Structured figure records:
·····
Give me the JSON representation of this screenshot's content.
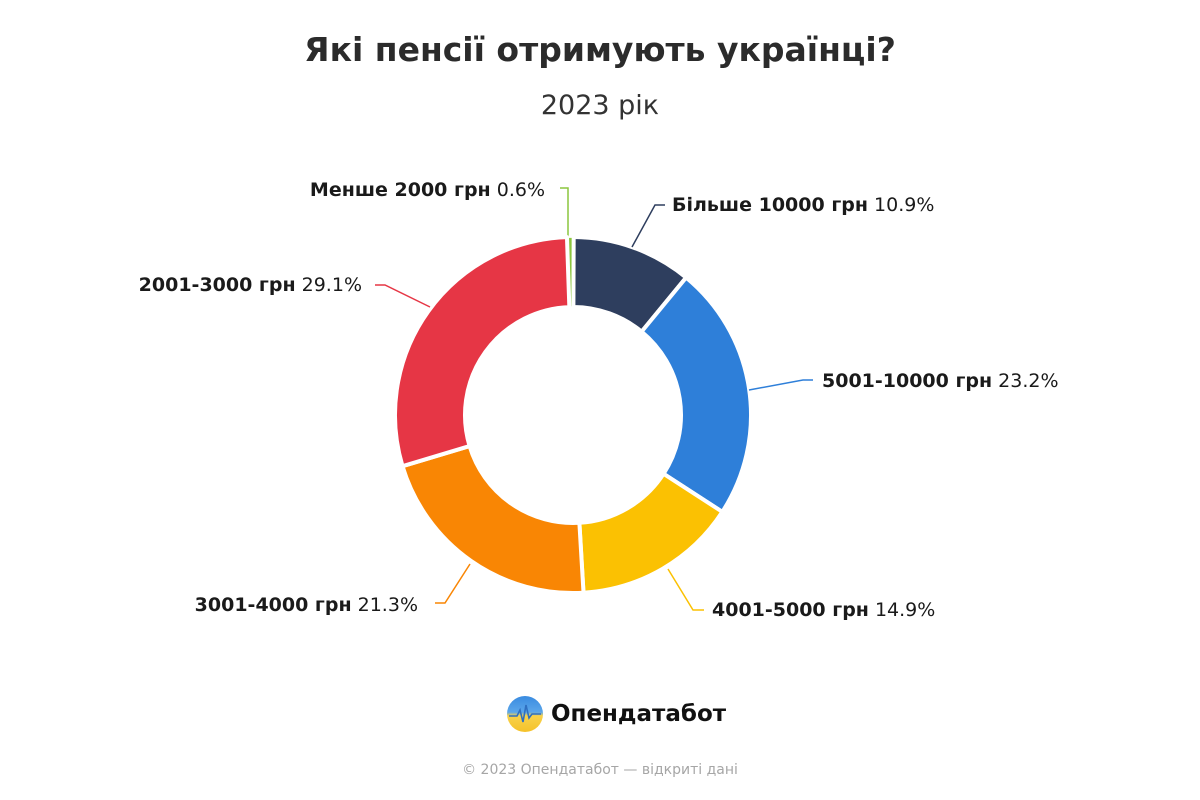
{
  "chart_data": {
    "type": "pie",
    "subtype": "donut",
    "title": "Які пенсії отримують українці?",
    "subtitle": "2023 рік",
    "slices": [
      {
        "label": "Менше 2000 грн",
        "value": 0.6,
        "value_label": "0.6%",
        "color": "#8cc63f"
      },
      {
        "label": "Більше 10000 грн",
        "value": 10.9,
        "value_label": "10.9%",
        "color": "#2e3e5e"
      },
      {
        "label": "5001-10000 грн",
        "value": 23.2,
        "value_label": "23.2%",
        "color": "#2e7fd9"
      },
      {
        "label": "4001-5000 грн",
        "value": 14.9,
        "value_label": "14.9%",
        "color": "#fbc102"
      },
      {
        "label": "3001-4000 грн",
        "value": 21.3,
        "value_label": "21.3%",
        "color": "#f98604"
      },
      {
        "label": "2001-3000 грн",
        "value": 29.1,
        "value_label": "29.1%",
        "color": "#e63645"
      }
    ],
    "legend": "none",
    "direction": "clockwise from top"
  },
  "branding": {
    "logo_text": "Опендатабот"
  },
  "footer": {
    "text": "© 2023 Опендатабот — відкриті дані"
  }
}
·····
In the copy, include no pictures; restate the listing above exactly.

## Full output
Give me the JSON representation of this screenshot's content.
{
  "chart_data": {
    "type": "pie",
    "subtype": "donut",
    "title": "Які пенсії отримують українці?",
    "subtitle": "2023 рік",
    "slices": [
      {
        "label": "Менше 2000 грн",
        "value": 0.6,
        "value_label": "0.6%",
        "color": "#8cc63f"
      },
      {
        "label": "Більше 10000 грн",
        "value": 10.9,
        "value_label": "10.9%",
        "color": "#2e3e5e"
      },
      {
        "label": "5001-10000 грн",
        "value": 23.2,
        "value_label": "23.2%",
        "color": "#2e7fd9"
      },
      {
        "label": "4001-5000 грн",
        "value": 14.9,
        "value_label": "14.9%",
        "color": "#fbc102"
      },
      {
        "label": "3001-4000 грн",
        "value": 21.3,
        "value_label": "21.3%",
        "color": "#f98604"
      },
      {
        "label": "2001-3000 грн",
        "value": 29.1,
        "value_label": "29.1%",
        "color": "#e63645"
      }
    ],
    "legend": "none",
    "direction": "clockwise from top"
  },
  "branding": {
    "logo_text": "Опендатабот"
  },
  "footer": {
    "text": "© 2023 Опендатабот — відкриті дані"
  }
}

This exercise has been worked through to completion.